--- BEGIN Material provided ---
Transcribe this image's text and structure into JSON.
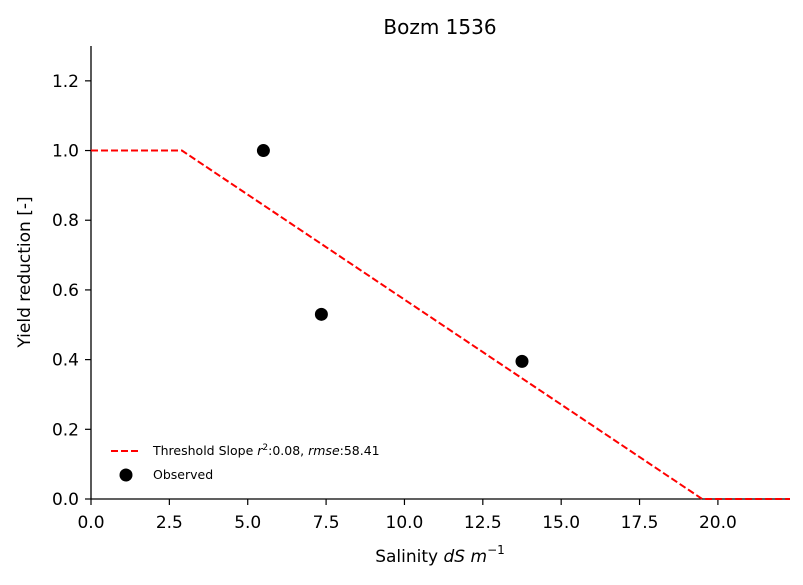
{
  "chart_data": {
    "type": "scatter",
    "title": "Bozm 1536",
    "xlabel": "Salinity dS m⁻¹",
    "xlabel_parts": {
      "prefix": "Salinity ",
      "var1": "dS",
      "var2": "m",
      "sup": "−1"
    },
    "ylabel": "Yield reduction [-]",
    "xlim": [
      0,
      22.3
    ],
    "ylim": [
      0,
      1.3
    ],
    "xticks": [
      0,
      2.5,
      5,
      7.5,
      10,
      12.5,
      15,
      17.5,
      20
    ],
    "xtick_labels": [
      "0.0",
      "2.5",
      "5.0",
      "7.5",
      "10.0",
      "12.5",
      "15.0",
      "17.5",
      "20.0"
    ],
    "yticks": [
      0,
      0.2,
      0.4,
      0.6,
      0.8,
      1.0,
      1.2
    ],
    "ytick_labels": [
      "0.0",
      "0.2",
      "0.4",
      "0.6",
      "0.8",
      "1.0",
      "1.2"
    ],
    "grid": false,
    "legend_position": "lower-left",
    "series": [
      {
        "name": "Threshold Slope r²:0.08, rmse:58.41",
        "kind": "line",
        "style": "dashed",
        "color": "#ff0000",
        "x": [
          0,
          2.9,
          19.5,
          22.3
        ],
        "y": [
          1.0,
          1.0,
          0.0,
          0.0
        ]
      },
      {
        "name": "Observed",
        "kind": "scatter",
        "color": "#000000",
        "x": [
          5.5,
          7.35,
          13.75
        ],
        "y": [
          1.0,
          0.53,
          0.395
        ]
      }
    ],
    "legend": {
      "line_label": {
        "prefix": "Threshold Slope ",
        "r": "r",
        "r2_sup": "2",
        "r2_value": ":0.08, ",
        "rmse": "rmse",
        "rmse_value": ":58.41"
      },
      "scatter_label": "Observed"
    }
  }
}
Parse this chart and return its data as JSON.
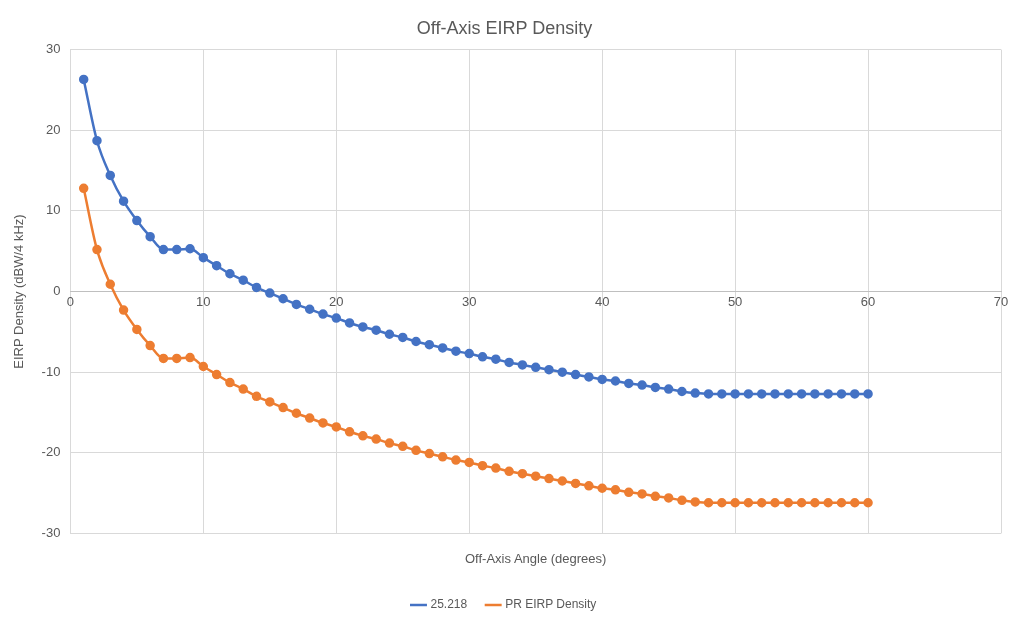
{
  "chart_data": {
    "type": "line",
    "title": "Off-Axis EIRP Density",
    "xlabel": "Off-Axis Angle (degrees)",
    "ylabel": "EIRP Density (dBW/4 kHz)",
    "x": [
      1,
      2,
      3,
      4,
      5,
      6,
      7,
      8,
      9,
      10,
      11,
      12,
      13,
      14,
      15,
      16,
      17,
      18,
      19,
      20,
      21,
      22,
      23,
      24,
      25,
      26,
      27,
      28,
      29,
      30,
      31,
      32,
      33,
      34,
      35,
      36,
      37,
      38,
      39,
      40,
      41,
      42,
      43,
      44,
      45,
      46,
      47,
      48,
      49,
      50,
      51,
      52,
      53,
      54,
      55,
      56,
      57,
      58,
      59,
      60
    ],
    "series": [
      {
        "name": "25.218",
        "color": "#4472c4",
        "values": [
          26.3,
          18.7,
          14.4,
          11.2,
          8.8,
          6.8,
          5.2,
          5.2,
          5.3,
          4.2,
          3.2,
          2.2,
          1.4,
          0.5,
          -0.2,
          -0.9,
          -1.6,
          -2.2,
          -2.8,
          -3.3,
          -3.9,
          -4.4,
          -4.8,
          -5.3,
          -5.7,
          -6.2,
          -6.6,
          -7.0,
          -7.4,
          -7.7,
          -8.1,
          -8.4,
          -8.8,
          -9.1,
          -9.4,
          -9.7,
          -10.0,
          -10.3,
          -10.6,
          -10.9,
          -11.1,
          -11.4,
          -11.6,
          -11.9,
          -12.1,
          -12.4,
          -12.6,
          -12.7,
          -12.7,
          -12.7,
          -12.7,
          -12.7,
          -12.7,
          -12.7,
          -12.7,
          -12.7,
          -12.7,
          -12.7,
          -12.7,
          -12.7
        ]
      },
      {
        "name": "PR EIRP Density",
        "color": "#ed7d31",
        "values": [
          12.8,
          5.2,
          0.9,
          -2.3,
          -4.7,
          -6.7,
          -8.3,
          -8.3,
          -8.2,
          -9.3,
          -10.3,
          -11.3,
          -12.1,
          -13.0,
          -13.7,
          -14.4,
          -15.1,
          -15.7,
          -16.3,
          -16.8,
          -17.4,
          -17.9,
          -18.3,
          -18.8,
          -19.2,
          -19.7,
          -20.1,
          -20.5,
          -20.9,
          -21.2,
          -21.6,
          -21.9,
          -22.3,
          -22.6,
          -22.9,
          -23.2,
          -23.5,
          -23.8,
          -24.1,
          -24.4,
          -24.6,
          -24.9,
          -25.1,
          -25.4,
          -25.6,
          -25.9,
          -26.1,
          -26.2,
          -26.2,
          -26.2,
          -26.2,
          -26.2,
          -26.2,
          -26.2,
          -26.2,
          -26.2,
          -26.2,
          -26.2,
          -26.2,
          -26.2
        ]
      }
    ],
    "xlim": [
      0,
      70
    ],
    "xticks": [
      0,
      10,
      20,
      30,
      40,
      50,
      60,
      70
    ],
    "ylim": [
      -30,
      30
    ],
    "yticks": [
      -30,
      -20,
      -10,
      0,
      10,
      20,
      30
    ],
    "grid": true,
    "legend": "bottom",
    "marker": "circle",
    "line_style": "solid"
  }
}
--- END Material provided ---
> [Exercise brief]:
Take the listing and print it again exactly, but without any pictures.

> [Full response]:
Transcribe this image's text and structure into JSON.
{
  "chart_data": {
    "type": "scatter",
    "title": "Bozm 1536",
    "xlabel": "Salinity dS m⁻¹",
    "xlabel_parts": {
      "prefix": "Salinity ",
      "var1": "dS",
      "var2": "m",
      "sup": "−1"
    },
    "ylabel": "Yield reduction [-]",
    "xlim": [
      0,
      22.3
    ],
    "ylim": [
      0,
      1.3
    ],
    "xticks": [
      0,
      2.5,
      5,
      7.5,
      10,
      12.5,
      15,
      17.5,
      20
    ],
    "xtick_labels": [
      "0.0",
      "2.5",
      "5.0",
      "7.5",
      "10.0",
      "12.5",
      "15.0",
      "17.5",
      "20.0"
    ],
    "yticks": [
      0,
      0.2,
      0.4,
      0.6,
      0.8,
      1.0,
      1.2
    ],
    "ytick_labels": [
      "0.0",
      "0.2",
      "0.4",
      "0.6",
      "0.8",
      "1.0",
      "1.2"
    ],
    "grid": false,
    "legend_position": "lower-left",
    "series": [
      {
        "name": "Threshold Slope r²:0.08, rmse:58.41",
        "kind": "line",
        "style": "dashed",
        "color": "#ff0000",
        "x": [
          0,
          2.9,
          19.5,
          22.3
        ],
        "y": [
          1.0,
          1.0,
          0.0,
          0.0
        ]
      },
      {
        "name": "Observed",
        "kind": "scatter",
        "color": "#000000",
        "x": [
          5.5,
          7.35,
          13.75
        ],
        "y": [
          1.0,
          0.53,
          0.395
        ]
      }
    ],
    "legend": {
      "line_label": {
        "prefix": "Threshold Slope ",
        "r": "r",
        "r2_sup": "2",
        "r2_value": ":0.08, ",
        "rmse": "rmse",
        "rmse_value": ":58.41"
      },
      "scatter_label": "Observed"
    }
  }
}
Parse this chart and return its data as JSON.
{
  "chart_data": {
    "type": "line",
    "title": "Off-Axis EIRP Density",
    "xlabel": "Off-Axis Angle (degrees)",
    "ylabel": "EIRP Density (dBW/4 kHz)",
    "x": [
      1,
      2,
      3,
      4,
      5,
      6,
      7,
      8,
      9,
      10,
      11,
      12,
      13,
      14,
      15,
      16,
      17,
      18,
      19,
      20,
      21,
      22,
      23,
      24,
      25,
      26,
      27,
      28,
      29,
      30,
      31,
      32,
      33,
      34,
      35,
      36,
      37,
      38,
      39,
      40,
      41,
      42,
      43,
      44,
      45,
      46,
      47,
      48,
      49,
      50,
      51,
      52,
      53,
      54,
      55,
      56,
      57,
      58,
      59,
      60
    ],
    "series": [
      {
        "name": "25.218",
        "color": "#4472c4",
        "values": [
          26.3,
          18.7,
          14.4,
          11.2,
          8.8,
          6.8,
          5.2,
          5.2,
          5.3,
          4.2,
          3.2,
          2.2,
          1.4,
          0.5,
          -0.2,
          -0.9,
          -1.6,
          -2.2,
          -2.8,
          -3.3,
          -3.9,
          -4.4,
          -4.8,
          -5.3,
          -5.7,
          -6.2,
          -6.6,
          -7.0,
          -7.4,
          -7.7,
          -8.1,
          -8.4,
          -8.8,
          -9.1,
          -9.4,
          -9.7,
          -10.0,
          -10.3,
          -10.6,
          -10.9,
          -11.1,
          -11.4,
          -11.6,
          -11.9,
          -12.1,
          -12.4,
          -12.6,
          -12.7,
          -12.7,
          -12.7,
          -12.7,
          -12.7,
          -12.7,
          -12.7,
          -12.7,
          -12.7,
          -12.7,
          -12.7,
          -12.7,
          -12.7
        ]
      },
      {
        "name": "PR EIRP Density",
        "color": "#ed7d31",
        "values": [
          12.8,
          5.2,
          0.9,
          -2.3,
          -4.7,
          -6.7,
          -8.3,
          -8.3,
          -8.2,
          -9.3,
          -10.3,
          -11.3,
          -12.1,
          -13.0,
          -13.7,
          -14.4,
          -15.1,
          -15.7,
          -16.3,
          -16.8,
          -17.4,
          -17.9,
          -18.3,
          -18.8,
          -19.2,
          -19.7,
          -20.1,
          -20.5,
          -20.9,
          -21.2,
          -21.6,
          -21.9,
          -22.3,
          -22.6,
          -22.9,
          -23.2,
          -23.5,
          -23.8,
          -24.1,
          -24.4,
          -24.6,
          -24.9,
          -25.1,
          -25.4,
          -25.6,
          -25.9,
          -26.1,
          -26.2,
          -26.2,
          -26.2,
          -26.2,
          -26.2,
          -26.2,
          -26.2,
          -26.2,
          -26.2,
          -26.2,
          -26.2,
          -26.2,
          -26.2
        ]
      }
    ],
    "xlim": [
      0,
      70
    ],
    "xticks": [
      0,
      10,
      20,
      30,
      40,
      50,
      60,
      70
    ],
    "ylim": [
      -30,
      30
    ],
    "yticks": [
      -30,
      -20,
      -10,
      0,
      10,
      20,
      30
    ],
    "grid": true,
    "legend": "bottom",
    "marker": "circle",
    "line_style": "solid"
  }
}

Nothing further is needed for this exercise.